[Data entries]
□ □ □ □

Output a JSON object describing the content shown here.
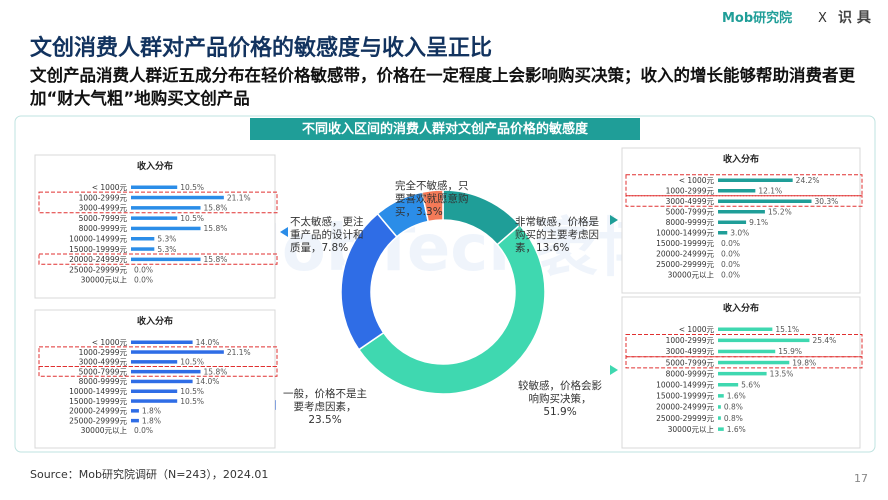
{
  "header": {
    "title": "文创消费人群对产品价格的敏感度与收入呈正比",
    "subtitle": "文创产品消费人群近五成分布在轻价格敏感带，价格在一定程度上会影响购买决策；收入的增长能够帮助消费者更加“财大气粗”地购买文创产品",
    "logo_left": "Mob研究院",
    "logo_sep": "X",
    "logo_right": "识 具"
  },
  "watermark": "MobTech袤博",
  "chart_data": [
    {
      "type": "donut",
      "title": "不同收入区间的消费人群对文创产品价格的敏感度",
      "categories": [
        "非常敏感，价格是购买的主要考虑因素，",
        "较敏感，价格会影响购买决策，",
        "一般，价格不是主要考虑因素，",
        "不太敏感，更注重产品的设计和质量，",
        "完全不敏感，只要喜欢就愿意购买，"
      ],
      "values": [
        13.6,
        51.9,
        23.5,
        7.8,
        3.3
      ],
      "value_labels": [
        "13.6%",
        "51.9%",
        "23.5%",
        "7.8%",
        "3.3%"
      ],
      "colors": [
        "#1f9e98",
        "#3fd8b0",
        "#2f6de6",
        "#2b8de8",
        "#f47a58"
      ]
    },
    {
      "type": "bar",
      "title": "收入分布",
      "categories": [
        "< 1000元",
        "1000-2999元",
        "3000-4999元",
        "5000-7999元",
        "8000-9999元",
        "10000-14999元",
        "15000-19999元",
        "20000-24999元",
        "25000-29999元",
        "30000元以上"
      ],
      "values": [
        10.5,
        21.1,
        15.8,
        10.5,
        15.8,
        5.3,
        5.3,
        15.8,
        0.0,
        0.0
      ],
      "value_labels": [
        "10.5%",
        "21.1%",
        "15.8%",
        "10.5%",
        "15.8%",
        "5.3%",
        "5.3%",
        "15.8%",
        "0.0%",
        "0.0%"
      ],
      "color": "#2b8de8",
      "xlim": [
        0,
        25
      ]
    },
    {
      "type": "bar",
      "title": "收入分布",
      "categories": [
        "< 1000元",
        "1000-2999元",
        "3000-4999元",
        "5000-7999元",
        "8000-9999元",
        "10000-14999元",
        "15000-19999元",
        "20000-24999元",
        "25000-29999元",
        "30000元以上"
      ],
      "values": [
        14.0,
        21.1,
        10.5,
        15.8,
        14.0,
        10.5,
        10.5,
        1.8,
        1.8,
        0.0
      ],
      "value_labels": [
        "14.0%",
        "21.1%",
        "10.5%",
        "15.8%",
        "14.0%",
        "10.5%",
        "10.5%",
        "1.8%",
        "1.8%",
        "0.0%"
      ],
      "color": "#2f6de6",
      "xlim": [
        0,
        25
      ]
    },
    {
      "type": "bar",
      "title": "收入分布",
      "categories": [
        "< 1000元",
        "1000-2999元",
        "3000-4999元",
        "5000-7999元",
        "8000-9999元",
        "10000-14999元",
        "15000-19999元",
        "20000-24999元",
        "25000-29999元",
        "30000元以上"
      ],
      "values": [
        24.2,
        12.1,
        30.3,
        15.2,
        9.1,
        3.0,
        0.0,
        0.0,
        0.0,
        0.0
      ],
      "value_labels": [
        "24.2%",
        "12.1%",
        "30.3%",
        "15.2%",
        "9.1%",
        "3.0%",
        "0.0%",
        "0.0%",
        "0.0%",
        "0.0%"
      ],
      "color": "#1f9e98",
      "xlim": [
        0,
        35
      ]
    },
    {
      "type": "bar",
      "title": "收入分布",
      "categories": [
        "< 1000元",
        "1000-2999元",
        "3000-4999元",
        "5000-7999元",
        "8000-9999元",
        "10000-14999元",
        "15000-19999元",
        "20000-24999元",
        "25000-29999元",
        "30000元以上"
      ],
      "values": [
        15.1,
        25.4,
        15.9,
        19.8,
        13.5,
        5.6,
        1.6,
        0.8,
        0.8,
        1.6
      ],
      "value_labels": [
        "15.1%",
        "25.4%",
        "15.9%",
        "19.8%",
        "13.5%",
        "5.6%",
        "1.6%",
        "0.8%",
        "0.8%",
        "1.6%"
      ],
      "color": "#3fd8b0",
      "xlim": [
        0,
        30
      ]
    }
  ],
  "source": "Source：Mob研究院调研（N=243），2024.01",
  "page_number": "17"
}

□ □ □ □

GOAL OF THE EXERCISE –
Return each line from the material above exactly, but not the pictures.

SOLUTION TO THIS PROBLEM –
Output a JSON object describing the content shown here.
{
  "header": {
    "title": "文创消费人群对产品价格的敏感度与收入呈正比",
    "subtitle": "文创产品消费人群近五成分布在轻价格敏感带，价格在一定程度上会影响购买决策；收入的增长能够帮助消费者更加“财大气粗”地购买文创产品",
    "logo_left": "Mob研究院",
    "logo_sep": "X",
    "logo_right": "识 具"
  },
  "watermark": "MobTech袤博",
  "chart_data": [
    {
      "type": "donut",
      "title": "不同收入区间的消费人群对文创产品价格的敏感度",
      "categories": [
        "非常敏感，价格是购买的主要考虑因素，",
        "较敏感，价格会影响购买决策，",
        "一般，价格不是主要考虑因素，",
        "不太敏感，更注重产品的设计和质量，",
        "完全不敏感，只要喜欢就愿意购买，"
      ],
      "values": [
        13.6,
        51.9,
        23.5,
        7.8,
        3.3
      ],
      "value_labels": [
        "13.6%",
        "51.9%",
        "23.5%",
        "7.8%",
        "3.3%"
      ],
      "colors": [
        "#1f9e98",
        "#3fd8b0",
        "#2f6de6",
        "#2b8de8",
        "#f47a58"
      ]
    },
    {
      "type": "bar",
      "title": "收入分布",
      "categories": [
        "< 1000元",
        "1000-2999元",
        "3000-4999元",
        "5000-7999元",
        "8000-9999元",
        "10000-14999元",
        "15000-19999元",
        "20000-24999元",
        "25000-29999元",
        "30000元以上"
      ],
      "values": [
        10.5,
        21.1,
        15.8,
        10.5,
        15.8,
        5.3,
        5.3,
        15.8,
        0.0,
        0.0
      ],
      "value_labels": [
        "10.5%",
        "21.1%",
        "15.8%",
        "10.5%",
        "15.8%",
        "5.3%",
        "5.3%",
        "15.8%",
        "0.0%",
        "0.0%"
      ],
      "color": "#2b8de8",
      "xlim": [
        0,
        25
      ]
    },
    {
      "type": "bar",
      "title": "收入分布",
      "categories": [
        "< 1000元",
        "1000-2999元",
        "3000-4999元",
        "5000-7999元",
        "8000-9999元",
        "10000-14999元",
        "15000-19999元",
        "20000-24999元",
        "25000-29999元",
        "30000元以上"
      ],
      "values": [
        14.0,
        21.1,
        10.5,
        15.8,
        14.0,
        10.5,
        10.5,
        1.8,
        1.8,
        0.0
      ],
      "value_labels": [
        "14.0%",
        "21.1%",
        "10.5%",
        "15.8%",
        "14.0%",
        "10.5%",
        "10.5%",
        "1.8%",
        "1.8%",
        "0.0%"
      ],
      "color": "#2f6de6",
      "xlim": [
        0,
        25
      ]
    },
    {
      "type": "bar",
      "title": "收入分布",
      "categories": [
        "< 1000元",
        "1000-2999元",
        "3000-4999元",
        "5000-7999元",
        "8000-9999元",
        "10000-14999元",
        "15000-19999元",
        "20000-24999元",
        "25000-29999元",
        "30000元以上"
      ],
      "values": [
        24.2,
        12.1,
        30.3,
        15.2,
        9.1,
        3.0,
        0.0,
        0.0,
        0.0,
        0.0
      ],
      "value_labels": [
        "24.2%",
        "12.1%",
        "30.3%",
        "15.2%",
        "9.1%",
        "3.0%",
        "0.0%",
        "0.0%",
        "0.0%",
        "0.0%"
      ],
      "color": "#1f9e98",
      "xlim": [
        0,
        35
      ]
    },
    {
      "type": "bar",
      "title": "收入分布",
      "categories": [
        "< 1000元",
        "1000-2999元",
        "3000-4999元",
        "5000-7999元",
        "8000-9999元",
        "10000-14999元",
        "15000-19999元",
        "20000-24999元",
        "25000-29999元",
        "30000元以上"
      ],
      "values": [
        15.1,
        25.4,
        15.9,
        19.8,
        13.5,
        5.6,
        1.6,
        0.8,
        0.8,
        1.6
      ],
      "value_labels": [
        "15.1%",
        "25.4%",
        "15.9%",
        "19.8%",
        "13.5%",
        "5.6%",
        "1.6%",
        "0.8%",
        "0.8%",
        "1.6%"
      ],
      "color": "#3fd8b0",
      "xlim": [
        0,
        30
      ]
    }
  ],
  "source": "Source：Mob研究院调研（N=243），2024.01",
  "page_number": "17"
}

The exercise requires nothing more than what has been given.